Copy out the entries below precisely; nothing is to be omitted.

:: Data extract

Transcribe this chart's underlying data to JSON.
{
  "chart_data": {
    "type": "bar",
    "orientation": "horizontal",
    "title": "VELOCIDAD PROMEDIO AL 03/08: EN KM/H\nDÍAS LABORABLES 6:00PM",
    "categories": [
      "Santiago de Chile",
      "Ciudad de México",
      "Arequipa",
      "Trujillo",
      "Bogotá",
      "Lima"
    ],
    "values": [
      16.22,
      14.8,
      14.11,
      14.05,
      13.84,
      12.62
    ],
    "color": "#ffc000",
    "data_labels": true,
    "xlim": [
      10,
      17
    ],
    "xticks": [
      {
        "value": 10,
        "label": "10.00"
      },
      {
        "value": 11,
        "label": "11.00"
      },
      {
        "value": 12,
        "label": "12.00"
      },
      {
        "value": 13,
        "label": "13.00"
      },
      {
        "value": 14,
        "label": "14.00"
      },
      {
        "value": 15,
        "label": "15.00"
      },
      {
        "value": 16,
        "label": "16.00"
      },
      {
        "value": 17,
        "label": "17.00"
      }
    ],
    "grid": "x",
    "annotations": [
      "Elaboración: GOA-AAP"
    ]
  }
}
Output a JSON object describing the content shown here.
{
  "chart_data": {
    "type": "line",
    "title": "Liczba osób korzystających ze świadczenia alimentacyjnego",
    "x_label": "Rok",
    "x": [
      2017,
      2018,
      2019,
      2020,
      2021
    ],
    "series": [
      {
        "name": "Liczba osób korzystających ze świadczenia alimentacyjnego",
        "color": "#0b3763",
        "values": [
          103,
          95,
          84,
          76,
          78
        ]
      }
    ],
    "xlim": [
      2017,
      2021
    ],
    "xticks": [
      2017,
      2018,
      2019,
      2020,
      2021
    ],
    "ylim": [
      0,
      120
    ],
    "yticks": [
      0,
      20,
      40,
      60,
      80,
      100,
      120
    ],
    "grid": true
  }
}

::::

## Expected output:
Transcribe this chart's underlying data to JSON.
{
  "chart_data": {
    "type": "bar",
    "orientation": "horizontal",
    "title": "VELOCIDAD PROMEDIO AL 03/08: EN KM/H\nDÍAS LABORABLES 6:00PM",
    "categories": [
      "Santiago de Chile",
      "Ciudad de México",
      "Arequipa",
      "Trujillo",
      "Bogotá",
      "Lima"
    ],
    "values": [
      16.22,
      14.8,
      14.11,
      14.05,
      13.84,
      12.62
    ],
    "color": "#ffc000",
    "data_labels": true,
    "xlim": [
      10,
      17
    ],
    "xticks": [
      {
        "value": 10,
        "label": "10.00"
      },
      {
        "value": 11,
        "label": "11.00"
      },
      {
        "value": 12,
        "label": "12.00"
      },
      {
        "value": 13,
        "label": "13.00"
      },
      {
        "value": 14,
        "label": "14.00"
      },
      {
        "value": 15,
        "label": "15.00"
      },
      {
        "value": 16,
        "label": "16.00"
      },
      {
        "value": 17,
        "label": "17.00"
      }
    ],
    "grid": "x",
    "annotations": [
      "Elaboración: GOA-AAP"
    ]
  }
}
Output a JSON object describing the content shown here.
{
  "chart_data": {
    "type": "line",
    "title": "Liczba osób korzystających ze świadczenia alimentacyjnego",
    "x_label": "Rok",
    "x": [
      2017,
      2018,
      2019,
      2020,
      2021
    ],
    "series": [
      {
        "name": "Liczba osób korzystających ze świadczenia alimentacyjnego",
        "color": "#0b3763",
        "values": [
          103,
          95,
          84,
          76,
          78
        ]
      }
    ],
    "xlim": [
      2017,
      2021
    ],
    "xticks": [
      2017,
      2018,
      2019,
      2020,
      2021
    ],
    "ylim": [
      0,
      120
    ],
    "yticks": [
      0,
      20,
      40,
      60,
      80,
      100,
      120
    ],
    "grid": true
  }
}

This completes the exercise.